* Request
Only lines with the word "December" are needed; collect each of them from the listing below.

[A block of data]
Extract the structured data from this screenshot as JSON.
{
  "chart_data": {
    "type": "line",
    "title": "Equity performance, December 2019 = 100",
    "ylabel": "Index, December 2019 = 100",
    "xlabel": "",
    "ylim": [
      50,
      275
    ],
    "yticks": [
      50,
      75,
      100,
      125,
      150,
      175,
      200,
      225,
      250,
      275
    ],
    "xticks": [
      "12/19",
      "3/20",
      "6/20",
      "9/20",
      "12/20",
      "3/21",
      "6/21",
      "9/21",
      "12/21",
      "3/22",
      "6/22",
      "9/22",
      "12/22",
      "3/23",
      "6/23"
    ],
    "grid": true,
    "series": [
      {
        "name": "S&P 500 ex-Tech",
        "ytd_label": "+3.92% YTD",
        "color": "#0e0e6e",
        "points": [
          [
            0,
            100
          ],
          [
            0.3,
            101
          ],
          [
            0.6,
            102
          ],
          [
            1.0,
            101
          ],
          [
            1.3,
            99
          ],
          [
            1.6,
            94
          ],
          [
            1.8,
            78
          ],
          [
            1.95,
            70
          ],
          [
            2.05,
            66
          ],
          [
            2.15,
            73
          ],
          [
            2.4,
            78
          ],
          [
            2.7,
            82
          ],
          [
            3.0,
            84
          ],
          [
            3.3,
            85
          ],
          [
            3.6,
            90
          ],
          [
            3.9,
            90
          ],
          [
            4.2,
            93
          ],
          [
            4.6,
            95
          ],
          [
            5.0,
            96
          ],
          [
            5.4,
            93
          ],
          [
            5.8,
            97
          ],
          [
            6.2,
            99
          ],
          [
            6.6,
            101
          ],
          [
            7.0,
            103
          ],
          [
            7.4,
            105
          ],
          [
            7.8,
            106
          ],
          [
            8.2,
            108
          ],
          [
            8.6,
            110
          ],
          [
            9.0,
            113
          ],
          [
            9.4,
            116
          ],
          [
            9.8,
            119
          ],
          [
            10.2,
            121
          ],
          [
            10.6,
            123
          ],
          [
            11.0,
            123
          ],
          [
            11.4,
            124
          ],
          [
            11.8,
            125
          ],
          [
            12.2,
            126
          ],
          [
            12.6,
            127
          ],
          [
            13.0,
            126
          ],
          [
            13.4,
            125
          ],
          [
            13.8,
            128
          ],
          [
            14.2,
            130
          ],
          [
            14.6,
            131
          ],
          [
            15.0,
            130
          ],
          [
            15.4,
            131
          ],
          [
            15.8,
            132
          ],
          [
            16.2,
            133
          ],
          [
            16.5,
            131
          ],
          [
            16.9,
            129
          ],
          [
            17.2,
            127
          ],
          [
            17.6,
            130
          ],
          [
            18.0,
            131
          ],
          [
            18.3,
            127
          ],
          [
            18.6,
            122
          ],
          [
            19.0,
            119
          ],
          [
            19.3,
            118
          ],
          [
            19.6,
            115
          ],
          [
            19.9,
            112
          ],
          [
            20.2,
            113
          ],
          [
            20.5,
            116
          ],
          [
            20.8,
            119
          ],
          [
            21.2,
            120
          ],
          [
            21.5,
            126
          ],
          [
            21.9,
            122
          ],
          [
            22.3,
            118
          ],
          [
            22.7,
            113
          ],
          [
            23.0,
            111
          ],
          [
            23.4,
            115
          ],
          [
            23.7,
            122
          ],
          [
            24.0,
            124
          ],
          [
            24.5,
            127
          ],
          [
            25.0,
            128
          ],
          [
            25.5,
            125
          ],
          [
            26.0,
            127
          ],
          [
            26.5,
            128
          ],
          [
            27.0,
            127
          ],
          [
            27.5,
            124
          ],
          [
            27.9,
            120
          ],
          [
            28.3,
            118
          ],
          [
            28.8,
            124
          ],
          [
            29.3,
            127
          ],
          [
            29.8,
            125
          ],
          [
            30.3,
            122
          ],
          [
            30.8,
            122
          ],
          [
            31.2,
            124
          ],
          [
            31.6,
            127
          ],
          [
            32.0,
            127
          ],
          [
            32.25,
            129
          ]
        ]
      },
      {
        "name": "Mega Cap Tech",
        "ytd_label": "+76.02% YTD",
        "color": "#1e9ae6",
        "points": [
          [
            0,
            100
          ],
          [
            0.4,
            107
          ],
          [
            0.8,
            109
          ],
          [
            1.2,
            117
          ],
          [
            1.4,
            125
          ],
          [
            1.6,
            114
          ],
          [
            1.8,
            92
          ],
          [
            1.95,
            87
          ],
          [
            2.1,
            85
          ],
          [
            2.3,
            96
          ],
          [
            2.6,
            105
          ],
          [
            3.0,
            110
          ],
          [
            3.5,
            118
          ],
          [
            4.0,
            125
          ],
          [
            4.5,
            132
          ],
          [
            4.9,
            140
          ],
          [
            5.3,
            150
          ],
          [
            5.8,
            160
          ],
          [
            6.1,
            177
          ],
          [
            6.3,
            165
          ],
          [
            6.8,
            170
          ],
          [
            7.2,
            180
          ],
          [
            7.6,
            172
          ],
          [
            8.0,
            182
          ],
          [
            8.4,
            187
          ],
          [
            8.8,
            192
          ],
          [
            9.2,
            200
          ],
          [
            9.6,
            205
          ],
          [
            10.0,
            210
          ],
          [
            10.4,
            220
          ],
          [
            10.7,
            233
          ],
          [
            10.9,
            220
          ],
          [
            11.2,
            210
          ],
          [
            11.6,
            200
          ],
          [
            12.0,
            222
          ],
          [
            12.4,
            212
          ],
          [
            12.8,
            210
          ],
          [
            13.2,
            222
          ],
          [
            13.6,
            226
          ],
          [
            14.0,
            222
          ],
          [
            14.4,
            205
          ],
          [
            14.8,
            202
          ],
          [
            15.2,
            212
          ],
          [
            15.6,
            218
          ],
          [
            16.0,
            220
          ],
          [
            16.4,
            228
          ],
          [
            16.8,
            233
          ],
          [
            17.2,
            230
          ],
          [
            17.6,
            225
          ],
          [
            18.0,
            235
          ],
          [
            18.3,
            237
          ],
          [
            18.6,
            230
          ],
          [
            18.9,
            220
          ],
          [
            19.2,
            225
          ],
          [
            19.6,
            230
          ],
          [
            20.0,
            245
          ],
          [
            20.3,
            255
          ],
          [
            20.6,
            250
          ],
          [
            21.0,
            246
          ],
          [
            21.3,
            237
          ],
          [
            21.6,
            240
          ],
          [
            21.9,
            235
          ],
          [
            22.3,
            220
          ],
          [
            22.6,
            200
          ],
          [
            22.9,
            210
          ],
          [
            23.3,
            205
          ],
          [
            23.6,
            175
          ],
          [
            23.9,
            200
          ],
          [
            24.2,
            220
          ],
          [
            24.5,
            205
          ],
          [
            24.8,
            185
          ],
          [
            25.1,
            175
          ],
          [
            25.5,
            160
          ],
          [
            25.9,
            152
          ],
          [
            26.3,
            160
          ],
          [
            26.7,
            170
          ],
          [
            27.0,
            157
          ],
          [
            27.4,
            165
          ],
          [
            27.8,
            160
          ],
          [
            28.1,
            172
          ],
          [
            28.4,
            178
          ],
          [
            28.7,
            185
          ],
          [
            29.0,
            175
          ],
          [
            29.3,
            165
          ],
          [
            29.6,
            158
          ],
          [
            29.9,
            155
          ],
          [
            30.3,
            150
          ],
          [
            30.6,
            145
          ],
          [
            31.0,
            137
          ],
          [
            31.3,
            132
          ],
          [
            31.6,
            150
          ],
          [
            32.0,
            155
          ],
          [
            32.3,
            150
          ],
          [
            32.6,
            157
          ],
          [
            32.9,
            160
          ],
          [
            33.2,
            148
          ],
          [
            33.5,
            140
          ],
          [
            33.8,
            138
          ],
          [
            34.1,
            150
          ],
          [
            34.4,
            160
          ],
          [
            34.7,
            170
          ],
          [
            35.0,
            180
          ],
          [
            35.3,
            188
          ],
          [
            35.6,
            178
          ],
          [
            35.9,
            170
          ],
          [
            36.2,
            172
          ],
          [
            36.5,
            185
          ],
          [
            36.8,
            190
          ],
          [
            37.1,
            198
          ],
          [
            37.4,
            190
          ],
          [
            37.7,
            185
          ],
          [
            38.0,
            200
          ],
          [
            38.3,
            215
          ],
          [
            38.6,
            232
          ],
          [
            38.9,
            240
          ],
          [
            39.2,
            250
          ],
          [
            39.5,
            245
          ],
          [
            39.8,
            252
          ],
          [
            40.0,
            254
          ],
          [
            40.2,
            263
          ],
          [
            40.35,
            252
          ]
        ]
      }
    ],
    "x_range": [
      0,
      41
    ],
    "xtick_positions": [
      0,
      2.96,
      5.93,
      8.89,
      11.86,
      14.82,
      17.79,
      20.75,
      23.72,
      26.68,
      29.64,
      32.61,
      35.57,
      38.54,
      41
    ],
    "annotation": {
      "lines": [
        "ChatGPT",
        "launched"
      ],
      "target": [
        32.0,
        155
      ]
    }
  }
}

* Task answer
    "title": "Equity performance, December 2019 = 100",
    "ylabel": "Index, December 2019 = 100",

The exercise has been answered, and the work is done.